Bexis wrote a post here, laying out Five Uneasy Theses – important areas where the Maya trial court got things horribly wrong:
- Waiver for preserving too many issues
- Applying Pennsylvania liability law to a plaintiff from another jurisdiction
- Muddling strict liability and negligence
- Reference to risks/calculations not suffered by plaintiff
- Misapplication of the Frye test for expert opinions
That first issue – preserving too many appellate issues – is a howler. Our career has been pockmarked by long trials where crazy rulings, usually prompted by bloodthirsty attorneys, visited the courtroom every day. As a result, if you took the pages of the trial transcript and laid them out all over a five acre field, and then tossed a dart in any direction, it would surely land on reversible error. We suspect the same is true with Maya.
But the Superior Court did not see things that way. Last week, it affirmed the verdict. Maya v. Johnson and Johnson, 2014 PA Super 152 (July 22, 2014). The Maya decision makes for fairly (or unfairly) depressing reading. The reader right away picks up a whiff of defensiveness and desperation when the appellate court announces at the outset that it has engaged in a “ careful review.” Why say that? Do appellate courts ever engage in a careless review? We are racking our brain, but cannot come up with an instance where brilliant judges (e.g., Marshall, Story, Brandeis, Hand, Posner, Kozinski, Boggs) ever felt the need to describe their analysis as “careful.” In the Maya appellate opinion, we are treated to an analysis that seems anything but careful, with the bottom line feeling very much like this: the Maya case was a marathon (nine weeks) and a mess, anyone would feel enormous sympathy for the plaintiff, and, therefore, the harmless error standard will be applied like a bludgeon to prevent any sort of do-over. (That being said, at least the appellate court did not find waiver because the defendant had appealed on so many grounds. The record was voluminous, the issues were complex, and the defendant winnowed down the number of issues actually argued on appeal. Oh, and the record below was a tragicomedy.)

* **The records**
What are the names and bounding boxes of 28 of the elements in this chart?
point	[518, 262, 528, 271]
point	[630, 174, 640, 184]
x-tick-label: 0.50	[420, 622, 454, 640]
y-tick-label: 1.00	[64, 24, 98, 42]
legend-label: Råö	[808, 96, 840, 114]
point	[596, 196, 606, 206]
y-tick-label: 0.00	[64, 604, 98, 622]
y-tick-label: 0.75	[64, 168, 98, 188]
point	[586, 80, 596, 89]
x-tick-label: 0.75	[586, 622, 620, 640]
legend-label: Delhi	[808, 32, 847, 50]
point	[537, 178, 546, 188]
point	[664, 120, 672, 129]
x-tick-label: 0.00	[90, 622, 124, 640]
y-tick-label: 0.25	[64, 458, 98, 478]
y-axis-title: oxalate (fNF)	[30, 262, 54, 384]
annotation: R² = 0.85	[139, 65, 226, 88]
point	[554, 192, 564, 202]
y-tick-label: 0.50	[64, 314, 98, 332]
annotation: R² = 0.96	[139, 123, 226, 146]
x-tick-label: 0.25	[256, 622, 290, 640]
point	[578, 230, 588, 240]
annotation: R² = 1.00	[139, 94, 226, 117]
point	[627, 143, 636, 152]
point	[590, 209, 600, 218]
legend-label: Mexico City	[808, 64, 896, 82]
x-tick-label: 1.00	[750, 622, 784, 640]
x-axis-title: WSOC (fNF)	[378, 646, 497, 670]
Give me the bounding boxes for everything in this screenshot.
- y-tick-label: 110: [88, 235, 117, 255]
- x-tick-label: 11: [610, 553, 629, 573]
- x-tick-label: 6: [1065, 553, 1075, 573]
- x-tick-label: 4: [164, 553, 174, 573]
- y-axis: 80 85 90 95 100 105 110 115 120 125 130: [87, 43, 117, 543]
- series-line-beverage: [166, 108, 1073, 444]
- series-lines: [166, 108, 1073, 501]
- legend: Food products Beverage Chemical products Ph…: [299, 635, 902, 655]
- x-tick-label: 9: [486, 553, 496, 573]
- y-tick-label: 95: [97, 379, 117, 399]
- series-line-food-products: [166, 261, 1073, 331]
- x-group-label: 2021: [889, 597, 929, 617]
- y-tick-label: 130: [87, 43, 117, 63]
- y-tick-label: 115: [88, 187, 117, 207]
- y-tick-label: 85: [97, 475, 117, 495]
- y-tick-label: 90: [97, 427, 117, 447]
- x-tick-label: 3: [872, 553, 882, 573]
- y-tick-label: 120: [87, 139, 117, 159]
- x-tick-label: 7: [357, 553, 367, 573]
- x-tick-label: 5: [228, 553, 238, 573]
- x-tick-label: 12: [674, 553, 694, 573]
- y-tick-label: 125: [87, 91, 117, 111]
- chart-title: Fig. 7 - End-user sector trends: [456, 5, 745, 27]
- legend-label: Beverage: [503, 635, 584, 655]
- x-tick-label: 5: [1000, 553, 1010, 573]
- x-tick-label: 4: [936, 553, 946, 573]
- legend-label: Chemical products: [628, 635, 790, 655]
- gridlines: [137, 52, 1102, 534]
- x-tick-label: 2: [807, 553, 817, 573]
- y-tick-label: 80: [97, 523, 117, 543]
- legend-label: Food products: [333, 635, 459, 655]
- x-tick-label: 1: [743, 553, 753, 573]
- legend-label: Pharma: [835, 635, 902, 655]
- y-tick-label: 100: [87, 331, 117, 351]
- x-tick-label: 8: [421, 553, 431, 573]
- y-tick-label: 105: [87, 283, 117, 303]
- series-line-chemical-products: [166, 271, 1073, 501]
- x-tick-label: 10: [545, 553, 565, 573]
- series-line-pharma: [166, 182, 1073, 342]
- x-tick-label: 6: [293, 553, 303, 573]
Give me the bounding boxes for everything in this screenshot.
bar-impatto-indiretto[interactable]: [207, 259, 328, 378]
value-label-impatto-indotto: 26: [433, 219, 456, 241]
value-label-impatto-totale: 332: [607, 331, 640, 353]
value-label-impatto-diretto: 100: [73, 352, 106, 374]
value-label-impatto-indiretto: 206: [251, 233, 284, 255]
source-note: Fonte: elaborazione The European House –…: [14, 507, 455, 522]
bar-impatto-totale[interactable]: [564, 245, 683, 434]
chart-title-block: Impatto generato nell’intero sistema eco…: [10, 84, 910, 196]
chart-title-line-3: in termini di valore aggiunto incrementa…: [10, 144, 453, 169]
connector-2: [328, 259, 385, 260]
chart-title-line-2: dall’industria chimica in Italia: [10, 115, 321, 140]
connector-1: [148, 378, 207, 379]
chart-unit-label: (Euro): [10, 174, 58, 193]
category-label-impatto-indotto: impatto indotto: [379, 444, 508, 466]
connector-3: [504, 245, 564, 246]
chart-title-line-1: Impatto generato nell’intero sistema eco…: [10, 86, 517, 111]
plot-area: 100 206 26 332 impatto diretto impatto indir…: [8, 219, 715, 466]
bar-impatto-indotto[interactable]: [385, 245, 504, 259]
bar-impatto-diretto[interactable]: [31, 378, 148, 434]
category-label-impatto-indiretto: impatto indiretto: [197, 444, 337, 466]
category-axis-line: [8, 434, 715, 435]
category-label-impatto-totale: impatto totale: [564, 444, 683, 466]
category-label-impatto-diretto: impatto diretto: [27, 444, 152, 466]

* **What you will do**
(1) Can you reproduce the Maya appeal passage word for word, starting with "Bexis wrote a" and going on through "true with Maya."?
(2) Which lines in the entries contain the string "connector"? Copy each of them in full.
The entries have nothing to do with the Maya appeal passage.

* **Results in order**
(1)
Bexis wrote a post here, laying out Five Uneasy Theses – important areas where the Maya trial court got things horribly wrong:
- Waiver for preserving too many issues
- Applying Pennsylvania liability law to a plaintiff from another jurisdiction
- Muddling strict liability and negligence
- Reference to risks/calculations not suffered by plaintiff
- Misapplication of the Frye test for expert opinions
That first issue – preserving too many appellate issues – is a howler. Our career has been pockmarked by long trials where crazy rulings, usually prompted by bloodthirsty attorneys, visited the courtroom every day. As a result, if you took the pages of the trial transcript and laid them out all over a five acre field, and then tossed a dart in any direction, it would surely land on reversible error. We suspect the same is true with Maya.

(2)
connector-2: [328, 259, 385, 260]
connector-1: [148, 378, 207, 379]
connector-3: [504, 245, 564, 246]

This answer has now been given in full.